:: EXERCISE DETAILS ::
Give every line below again, exactly.

:: Excerpt from a dataset ::

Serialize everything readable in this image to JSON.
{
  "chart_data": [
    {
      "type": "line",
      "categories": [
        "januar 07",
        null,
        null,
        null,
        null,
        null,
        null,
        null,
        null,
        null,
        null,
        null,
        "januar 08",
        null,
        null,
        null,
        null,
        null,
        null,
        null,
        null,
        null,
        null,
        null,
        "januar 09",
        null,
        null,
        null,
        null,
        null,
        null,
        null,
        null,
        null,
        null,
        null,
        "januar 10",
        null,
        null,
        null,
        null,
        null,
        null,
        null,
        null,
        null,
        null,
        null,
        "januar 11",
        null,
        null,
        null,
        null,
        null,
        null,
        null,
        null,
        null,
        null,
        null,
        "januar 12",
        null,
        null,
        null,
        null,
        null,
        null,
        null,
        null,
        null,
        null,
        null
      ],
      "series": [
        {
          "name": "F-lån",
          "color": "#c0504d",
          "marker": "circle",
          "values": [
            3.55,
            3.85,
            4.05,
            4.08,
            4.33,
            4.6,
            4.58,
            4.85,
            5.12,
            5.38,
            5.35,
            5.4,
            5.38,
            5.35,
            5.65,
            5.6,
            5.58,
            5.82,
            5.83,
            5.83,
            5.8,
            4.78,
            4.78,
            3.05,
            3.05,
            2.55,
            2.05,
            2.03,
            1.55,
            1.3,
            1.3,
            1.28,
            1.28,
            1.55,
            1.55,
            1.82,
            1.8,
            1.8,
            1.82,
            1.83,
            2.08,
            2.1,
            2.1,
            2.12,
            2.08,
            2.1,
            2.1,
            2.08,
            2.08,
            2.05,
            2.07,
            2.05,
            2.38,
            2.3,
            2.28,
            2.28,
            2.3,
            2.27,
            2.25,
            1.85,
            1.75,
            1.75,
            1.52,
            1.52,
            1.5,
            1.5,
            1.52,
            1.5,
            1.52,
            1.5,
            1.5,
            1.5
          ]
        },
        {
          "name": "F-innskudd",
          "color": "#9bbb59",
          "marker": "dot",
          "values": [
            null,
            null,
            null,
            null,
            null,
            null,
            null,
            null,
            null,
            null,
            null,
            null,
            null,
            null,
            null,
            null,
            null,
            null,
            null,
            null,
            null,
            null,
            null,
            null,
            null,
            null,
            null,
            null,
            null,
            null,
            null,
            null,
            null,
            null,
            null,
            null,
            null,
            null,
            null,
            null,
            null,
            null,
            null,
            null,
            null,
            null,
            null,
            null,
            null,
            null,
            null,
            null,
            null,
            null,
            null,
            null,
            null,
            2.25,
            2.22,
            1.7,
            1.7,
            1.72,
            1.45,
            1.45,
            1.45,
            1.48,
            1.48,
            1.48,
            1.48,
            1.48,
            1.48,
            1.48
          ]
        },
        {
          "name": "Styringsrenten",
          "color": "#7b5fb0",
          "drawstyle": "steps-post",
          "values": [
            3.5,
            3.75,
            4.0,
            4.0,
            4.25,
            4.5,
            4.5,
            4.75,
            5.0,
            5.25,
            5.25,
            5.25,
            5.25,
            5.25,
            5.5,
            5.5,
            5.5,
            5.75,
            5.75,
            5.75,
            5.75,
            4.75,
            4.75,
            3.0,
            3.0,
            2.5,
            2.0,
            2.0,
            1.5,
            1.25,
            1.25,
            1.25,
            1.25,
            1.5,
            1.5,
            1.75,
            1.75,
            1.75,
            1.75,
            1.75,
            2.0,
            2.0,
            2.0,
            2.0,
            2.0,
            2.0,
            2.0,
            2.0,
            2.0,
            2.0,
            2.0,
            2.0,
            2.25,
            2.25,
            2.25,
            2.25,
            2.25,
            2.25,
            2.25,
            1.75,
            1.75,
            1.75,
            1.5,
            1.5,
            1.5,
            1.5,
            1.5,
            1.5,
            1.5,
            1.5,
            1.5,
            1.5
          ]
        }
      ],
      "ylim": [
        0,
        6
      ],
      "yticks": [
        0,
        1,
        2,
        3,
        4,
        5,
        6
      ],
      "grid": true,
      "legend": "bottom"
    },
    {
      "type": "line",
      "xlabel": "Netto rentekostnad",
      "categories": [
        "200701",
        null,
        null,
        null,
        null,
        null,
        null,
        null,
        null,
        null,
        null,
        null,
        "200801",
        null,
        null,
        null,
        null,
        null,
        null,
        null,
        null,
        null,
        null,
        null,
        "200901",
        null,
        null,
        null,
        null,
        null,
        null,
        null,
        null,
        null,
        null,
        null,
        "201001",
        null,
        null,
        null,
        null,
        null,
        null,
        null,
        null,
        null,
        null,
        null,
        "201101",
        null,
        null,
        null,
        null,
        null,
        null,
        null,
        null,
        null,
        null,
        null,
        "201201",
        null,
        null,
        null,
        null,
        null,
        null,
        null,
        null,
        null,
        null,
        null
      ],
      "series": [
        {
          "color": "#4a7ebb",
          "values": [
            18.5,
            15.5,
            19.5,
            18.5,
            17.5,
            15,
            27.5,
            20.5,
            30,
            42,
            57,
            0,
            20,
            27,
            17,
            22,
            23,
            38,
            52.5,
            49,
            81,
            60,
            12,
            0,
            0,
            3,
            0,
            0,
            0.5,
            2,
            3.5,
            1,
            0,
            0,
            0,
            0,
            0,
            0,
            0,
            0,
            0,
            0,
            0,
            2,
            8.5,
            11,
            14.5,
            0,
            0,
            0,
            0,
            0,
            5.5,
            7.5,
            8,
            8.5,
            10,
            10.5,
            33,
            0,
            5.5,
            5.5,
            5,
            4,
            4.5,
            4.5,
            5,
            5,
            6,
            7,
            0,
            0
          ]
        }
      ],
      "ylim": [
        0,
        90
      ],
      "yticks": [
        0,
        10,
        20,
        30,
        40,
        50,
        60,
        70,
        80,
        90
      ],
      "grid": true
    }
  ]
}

:: PROBLEM SOLUTION ::
Serialize everything readable in this image to JSON.
{
  "chart_data": [
    {
      "type": "line",
      "categories": [
        "januar 07",
        null,
        null,
        null,
        null,
        null,
        null,
        null,
        null,
        null,
        null,
        null,
        "januar 08",
        null,
        null,
        null,
        null,
        null,
        null,
        null,
        null,
        null,
        null,
        null,
        "januar 09",
        null,
        null,
        null,
        null,
        null,
        null,
        null,
        null,
        null,
        null,
        null,
        "januar 10",
        null,
        null,
        null,
        null,
        null,
        null,
        null,
        null,
        null,
        null,
        null,
        "januar 11",
        null,
        null,
        null,
        null,
        null,
        null,
        null,
        null,
        null,
        null,
        null,
        "januar 12",
        null,
        null,
        null,
        null,
        null,
        null,
        null,
        null,
        null,
        null,
        null
      ],
      "series": [
        {
          "name": "F-lån",
          "color": "#c0504d",
          "marker": "circle",
          "values": [
            3.55,
            3.85,
            4.05,
            4.08,
            4.33,
            4.6,
            4.58,
            4.85,
            5.12,
            5.38,
            5.35,
            5.4,
            5.38,
            5.35,
            5.65,
            5.6,
            5.58,
            5.82,
            5.83,
            5.83,
            5.8,
            4.78,
            4.78,
            3.05,
            3.05,
            2.55,
            2.05,
            2.03,
            1.55,
            1.3,
            1.3,
            1.28,
            1.28,
            1.55,
            1.55,
            1.82,
            1.8,
            1.8,
            1.82,
            1.83,
            2.08,
            2.1,
            2.1,
            2.12,
            2.08,
            2.1,
            2.1,
            2.08,
            2.08,
            2.05,
            2.07,
            2.05,
            2.38,
            2.3,
            2.28,
            2.28,
            2.3,
            2.27,
            2.25,
            1.85,
            1.75,
            1.75,
            1.52,
            1.52,
            1.5,
            1.5,
            1.52,
            1.5,
            1.52,
            1.5,
            1.5,
            1.5
          ]
        },
        {
          "name": "F-innskudd",
          "color": "#9bbb59",
          "marker": "dot",
          "values": [
            null,
            null,
            null,
            null,
            null,
            null,
            null,
            null,
            null,
            null,
            null,
            null,
            null,
            null,
            null,
            null,
            null,
            null,
            null,
            null,
            null,
            null,
            null,
            null,
            null,
            null,
            null,
            null,
            null,
            null,
            null,
            null,
            null,
            null,
            null,
            null,
            null,
            null,
            null,
            null,
            null,
            null,
            null,
            null,
            null,
            null,
            null,
            null,
            null,
            null,
            null,
            null,
            null,
            null,
            null,
            null,
            null,
            2.25,
            2.22,
            1.7,
            1.7,
            1.72,
            1.45,
            1.45,
            1.45,
            1.48,
            1.48,
            1.48,
            1.48,
            1.48,
            1.48,
            1.48
          ]
        },
        {
          "name": "Styringsrenten",
          "color": "#7b5fb0",
          "drawstyle": "steps-post",
          "values": [
            3.5,
            3.75,
            4.0,
            4.0,
            4.25,
            4.5,
            4.5,
            4.75,
            5.0,
            5.25,
            5.25,
            5.25,
            5.25,
            5.25,
            5.5,
            5.5,
            5.5,
            5.75,
            5.75,
            5.75,
            5.75,
            4.75,
            4.75,
            3.0,
            3.0,
            2.5,
            2.0,
            2.0,
            1.5,
            1.25,
            1.25,
            1.25,
            1.25,
            1.5,
            1.5,
            1.75,
            1.75,
            1.75,
            1.75,
            1.75,
            2.0,
            2.0,
            2.0,
            2.0,
            2.0,
            2.0,
            2.0,
            2.0,
            2.0,
            2.0,
            2.0,
            2.0,
            2.25,
            2.25,
            2.25,
            2.25,
            2.25,
            2.25,
            2.25,
            1.75,
            1.75,
            1.75,
            1.5,
            1.5,
            1.5,
            1.5,
            1.5,
            1.5,
            1.5,
            1.5,
            1.5,
            1.5
          ]
        }
      ],
      "ylim": [
        0,
        6
      ],
      "yticks": [
        0,
        1,
        2,
        3,
        4,
        5,
        6
      ],
      "grid": true,
      "legend": "bottom"
    },
    {
      "type": "line",
      "xlabel": "Netto rentekostnad",
      "categories": [
        "200701",
        null,
        null,
        null,
        null,
        null,
        null,
        null,
        null,
        null,
        null,
        null,
        "200801",
        null,
        null,
        null,
        null,
        null,
        null,
        null,
        null,
        null,
        null,
        null,
        "200901",
        null,
        null,
        null,
        null,
        null,
        null,
        null,
        null,
        null,
        null,
        null,
        "201001",
        null,
        null,
        null,
        null,
        null,
        null,
        null,
        null,
        null,
        null,
        null,
        "201101",
        null,
        null,
        null,
        null,
        null,
        null,
        null,
        null,
        null,
        null,
        null,
        "201201",
        null,
        null,
        null,
        null,
        null,
        null,
        null,
        null,
        null,
        null,
        null
      ],
      "series": [
        {
          "color": "#4a7ebb",
          "values": [
            18.5,
            15.5,
            19.5,
            18.5,
            17.5,
            15,
            27.5,
            20.5,
            30,
            42,
            57,
            0,
            20,
            27,
            17,
            22,
            23,
            38,
            52.5,
            49,
            81,
            60,
            12,
            0,
            0,
            3,
            0,
            0,
            0.5,
            2,
            3.5,
            1,
            0,
            0,
            0,
            0,
            0,
            0,
            0,
            0,
            0,
            0,
            0,
            2,
            8.5,
            11,
            14.5,
            0,
            0,
            0,
            0,
            0,
            5.5,
            7.5,
            8,
            8.5,
            10,
            10.5,
            33,
            0,
            5.5,
            5.5,
            5,
            4,
            4.5,
            4.5,
            5,
            5,
            6,
            7,
            0,
            0
          ]
        }
      ],
      "ylim": [
        0,
        90
      ],
      "yticks": [
        0,
        10,
        20,
        30,
        40,
        50,
        60,
        70,
        80,
        90
      ],
      "grid": true
    }
  ]
}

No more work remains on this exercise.